-- RECORD EXCERPTS --
--------------------------------------------------

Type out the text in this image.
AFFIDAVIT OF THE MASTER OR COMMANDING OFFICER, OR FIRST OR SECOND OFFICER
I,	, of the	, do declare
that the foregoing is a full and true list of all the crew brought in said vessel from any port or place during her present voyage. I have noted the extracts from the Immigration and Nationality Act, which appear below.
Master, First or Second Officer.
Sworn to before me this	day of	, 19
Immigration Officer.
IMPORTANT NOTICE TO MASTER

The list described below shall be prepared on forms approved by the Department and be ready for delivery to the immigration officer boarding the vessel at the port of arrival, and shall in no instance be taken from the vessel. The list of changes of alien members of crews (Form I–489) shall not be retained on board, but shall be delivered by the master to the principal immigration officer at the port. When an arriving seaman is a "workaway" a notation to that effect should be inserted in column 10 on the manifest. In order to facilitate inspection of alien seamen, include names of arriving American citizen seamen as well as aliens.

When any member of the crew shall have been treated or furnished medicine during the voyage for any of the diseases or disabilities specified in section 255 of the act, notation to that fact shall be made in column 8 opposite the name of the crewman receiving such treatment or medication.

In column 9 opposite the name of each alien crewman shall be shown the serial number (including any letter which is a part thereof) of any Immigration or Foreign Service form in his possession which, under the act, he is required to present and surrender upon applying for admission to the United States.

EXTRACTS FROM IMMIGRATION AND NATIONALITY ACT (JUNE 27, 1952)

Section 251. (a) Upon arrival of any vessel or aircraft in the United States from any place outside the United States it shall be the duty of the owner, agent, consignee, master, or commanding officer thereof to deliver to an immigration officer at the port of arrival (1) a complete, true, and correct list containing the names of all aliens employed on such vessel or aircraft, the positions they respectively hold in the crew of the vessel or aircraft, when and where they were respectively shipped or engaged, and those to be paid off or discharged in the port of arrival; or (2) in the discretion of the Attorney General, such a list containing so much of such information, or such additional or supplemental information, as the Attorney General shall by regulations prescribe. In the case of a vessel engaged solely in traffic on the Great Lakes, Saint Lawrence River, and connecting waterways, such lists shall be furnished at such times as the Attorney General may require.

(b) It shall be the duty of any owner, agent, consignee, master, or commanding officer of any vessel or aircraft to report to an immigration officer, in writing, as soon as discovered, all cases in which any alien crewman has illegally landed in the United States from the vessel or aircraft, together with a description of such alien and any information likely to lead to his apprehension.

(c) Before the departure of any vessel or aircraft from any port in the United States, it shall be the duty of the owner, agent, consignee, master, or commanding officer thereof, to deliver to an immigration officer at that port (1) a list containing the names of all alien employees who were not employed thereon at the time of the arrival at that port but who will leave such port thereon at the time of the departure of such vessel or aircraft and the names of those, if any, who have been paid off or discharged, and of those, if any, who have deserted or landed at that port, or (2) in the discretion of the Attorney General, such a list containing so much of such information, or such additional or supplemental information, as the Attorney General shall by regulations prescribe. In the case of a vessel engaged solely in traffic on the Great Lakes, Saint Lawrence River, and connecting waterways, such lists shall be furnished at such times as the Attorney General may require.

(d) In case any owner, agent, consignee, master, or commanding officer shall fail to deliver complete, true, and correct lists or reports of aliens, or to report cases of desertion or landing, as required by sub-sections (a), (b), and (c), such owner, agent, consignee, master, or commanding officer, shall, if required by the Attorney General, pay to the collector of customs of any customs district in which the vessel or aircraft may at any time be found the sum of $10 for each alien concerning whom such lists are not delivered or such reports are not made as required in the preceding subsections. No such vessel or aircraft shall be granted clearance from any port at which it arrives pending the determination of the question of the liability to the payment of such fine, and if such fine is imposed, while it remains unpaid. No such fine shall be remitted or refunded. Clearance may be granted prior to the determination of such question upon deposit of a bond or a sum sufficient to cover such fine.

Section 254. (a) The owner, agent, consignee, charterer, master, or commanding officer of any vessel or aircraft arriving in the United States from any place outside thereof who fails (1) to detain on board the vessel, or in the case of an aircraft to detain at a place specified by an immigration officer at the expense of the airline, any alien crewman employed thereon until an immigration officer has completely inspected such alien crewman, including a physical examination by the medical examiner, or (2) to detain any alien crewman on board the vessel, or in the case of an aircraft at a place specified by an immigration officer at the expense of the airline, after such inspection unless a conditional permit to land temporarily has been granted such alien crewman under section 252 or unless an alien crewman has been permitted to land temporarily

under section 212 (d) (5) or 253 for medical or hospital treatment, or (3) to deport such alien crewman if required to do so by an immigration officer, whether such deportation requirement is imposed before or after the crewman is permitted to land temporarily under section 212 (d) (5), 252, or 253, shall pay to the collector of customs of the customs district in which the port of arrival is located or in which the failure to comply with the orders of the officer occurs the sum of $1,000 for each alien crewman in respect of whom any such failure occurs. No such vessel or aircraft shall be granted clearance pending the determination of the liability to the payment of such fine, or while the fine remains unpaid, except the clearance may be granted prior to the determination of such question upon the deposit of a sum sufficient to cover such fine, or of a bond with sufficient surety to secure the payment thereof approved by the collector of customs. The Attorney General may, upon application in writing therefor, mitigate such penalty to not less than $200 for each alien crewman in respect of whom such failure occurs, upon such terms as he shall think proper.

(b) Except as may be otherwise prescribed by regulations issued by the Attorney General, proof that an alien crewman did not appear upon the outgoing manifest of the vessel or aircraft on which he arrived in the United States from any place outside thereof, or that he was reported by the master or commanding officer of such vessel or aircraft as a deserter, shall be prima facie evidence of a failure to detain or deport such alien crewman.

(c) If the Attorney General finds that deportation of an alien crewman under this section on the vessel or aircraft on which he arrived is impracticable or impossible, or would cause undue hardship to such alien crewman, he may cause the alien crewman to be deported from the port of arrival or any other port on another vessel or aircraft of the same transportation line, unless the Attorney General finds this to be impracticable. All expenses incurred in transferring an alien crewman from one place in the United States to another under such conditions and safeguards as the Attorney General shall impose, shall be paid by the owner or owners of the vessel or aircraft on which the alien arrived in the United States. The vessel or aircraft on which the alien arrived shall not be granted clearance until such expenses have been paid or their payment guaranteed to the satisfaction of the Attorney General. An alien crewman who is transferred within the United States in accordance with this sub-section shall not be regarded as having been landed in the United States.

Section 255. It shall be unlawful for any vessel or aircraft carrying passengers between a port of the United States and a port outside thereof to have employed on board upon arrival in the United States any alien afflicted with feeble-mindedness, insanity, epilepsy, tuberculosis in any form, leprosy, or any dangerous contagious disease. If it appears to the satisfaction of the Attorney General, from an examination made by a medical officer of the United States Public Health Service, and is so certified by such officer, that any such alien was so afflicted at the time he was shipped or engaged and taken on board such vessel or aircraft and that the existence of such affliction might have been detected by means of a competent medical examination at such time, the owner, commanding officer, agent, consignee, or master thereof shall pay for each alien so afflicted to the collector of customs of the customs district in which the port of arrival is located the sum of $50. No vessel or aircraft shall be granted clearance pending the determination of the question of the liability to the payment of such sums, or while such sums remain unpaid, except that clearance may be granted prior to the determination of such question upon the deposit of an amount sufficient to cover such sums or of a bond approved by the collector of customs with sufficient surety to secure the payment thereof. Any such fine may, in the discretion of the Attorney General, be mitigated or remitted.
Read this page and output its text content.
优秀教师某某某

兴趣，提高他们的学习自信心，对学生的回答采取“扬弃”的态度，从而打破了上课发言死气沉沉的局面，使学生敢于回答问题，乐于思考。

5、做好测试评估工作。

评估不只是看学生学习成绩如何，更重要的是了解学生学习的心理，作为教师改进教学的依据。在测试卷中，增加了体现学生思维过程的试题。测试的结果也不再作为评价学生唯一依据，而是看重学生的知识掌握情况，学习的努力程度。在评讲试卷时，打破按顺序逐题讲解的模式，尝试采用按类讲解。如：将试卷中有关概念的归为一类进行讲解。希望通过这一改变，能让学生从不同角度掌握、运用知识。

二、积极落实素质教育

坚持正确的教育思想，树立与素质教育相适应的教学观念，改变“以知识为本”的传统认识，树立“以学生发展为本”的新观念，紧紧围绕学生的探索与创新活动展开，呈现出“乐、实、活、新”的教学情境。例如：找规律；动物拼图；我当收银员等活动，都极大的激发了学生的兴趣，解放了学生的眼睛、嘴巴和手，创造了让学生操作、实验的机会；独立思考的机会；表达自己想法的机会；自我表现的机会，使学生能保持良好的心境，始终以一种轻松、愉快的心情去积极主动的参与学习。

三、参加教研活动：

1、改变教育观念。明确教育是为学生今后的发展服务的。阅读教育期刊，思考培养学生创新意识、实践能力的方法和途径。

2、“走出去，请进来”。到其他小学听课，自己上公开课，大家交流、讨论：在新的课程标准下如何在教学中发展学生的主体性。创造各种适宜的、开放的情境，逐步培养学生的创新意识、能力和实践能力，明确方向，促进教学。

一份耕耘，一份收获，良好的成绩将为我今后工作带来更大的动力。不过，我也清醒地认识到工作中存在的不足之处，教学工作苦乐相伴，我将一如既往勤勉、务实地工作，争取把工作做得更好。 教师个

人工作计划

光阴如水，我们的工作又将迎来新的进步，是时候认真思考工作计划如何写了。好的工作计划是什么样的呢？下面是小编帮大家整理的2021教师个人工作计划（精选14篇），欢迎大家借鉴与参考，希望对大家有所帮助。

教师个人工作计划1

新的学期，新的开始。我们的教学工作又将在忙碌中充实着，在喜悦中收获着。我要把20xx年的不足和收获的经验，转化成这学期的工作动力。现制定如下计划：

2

--------------------------------------------------

-- YOUR OBJECTIVE --
Which lines contain the word "text"? Return each of them.

-- THE RESULT --
Type out the text in this image.
Read this page and output its text content.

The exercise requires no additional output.